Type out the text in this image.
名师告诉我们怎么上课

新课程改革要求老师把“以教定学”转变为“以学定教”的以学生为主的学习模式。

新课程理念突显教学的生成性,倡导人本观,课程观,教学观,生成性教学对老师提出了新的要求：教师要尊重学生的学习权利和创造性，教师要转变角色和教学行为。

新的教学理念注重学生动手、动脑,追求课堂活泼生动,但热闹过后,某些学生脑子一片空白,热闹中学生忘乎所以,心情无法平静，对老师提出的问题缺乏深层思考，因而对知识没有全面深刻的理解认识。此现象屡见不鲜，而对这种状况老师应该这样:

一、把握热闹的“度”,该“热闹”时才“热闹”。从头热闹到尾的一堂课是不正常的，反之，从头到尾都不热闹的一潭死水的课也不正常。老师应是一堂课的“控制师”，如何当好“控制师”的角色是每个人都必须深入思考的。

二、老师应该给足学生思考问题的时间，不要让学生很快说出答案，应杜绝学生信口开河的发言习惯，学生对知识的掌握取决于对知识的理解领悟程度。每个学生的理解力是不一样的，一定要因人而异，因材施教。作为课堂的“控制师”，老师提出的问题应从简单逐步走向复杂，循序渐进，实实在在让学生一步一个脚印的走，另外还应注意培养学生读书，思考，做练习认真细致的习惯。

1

◇ ◇ ◇

Goal: Please reproduce every line of the material word for word.

Result:
Type out the text in this image.
名师告诉我们怎么上课

新课程改革要求老师把“以教定学”转变为“以学定教”的以学生为主的学习模式。

新课程理念突显教学的生成性,倡导人本观,课程观,教学观,生成性教学对老师提出了新的要求：教师要尊重学生的学习权利和创造性，教师要转变角色和教学行为。

新的教学理念注重学生动手、动脑,追求课堂活泼生动,但热闹过后,某些学生脑子一片空白,热闹中学生忘乎所以,心情无法平静，对老师提出的问题缺乏深层思考，因而对知识没有全面深刻的理解认识。此现象屡见不鲜，而对这种状况老师应该这样:

一、把握热闹的“度”,该“热闹”时才“热闹”。从头热闹到尾的一堂课是不正常的，反之，从头到尾都不热闹的一潭死水的课也不正常。老师应是一堂课的“控制师”，如何当好“控制师”的角色是每个人都必须深入思考的。

二、老师应该给足学生思考问题的时间，不要让学生很快说出答案，应杜绝学生信口开河的发言习惯，学生对知识的掌握取决于对知识的理解领悟程度。每个学生的理解力是不一样的，一定要因人而异，因材施教。作为课堂的“控制师”，老师提出的问题应从简单逐步走向复杂，循序渐进，实实在在让学生一步一个脚印的走，另外还应注意培养学生读书，思考，做练习认真细致的习惯。

1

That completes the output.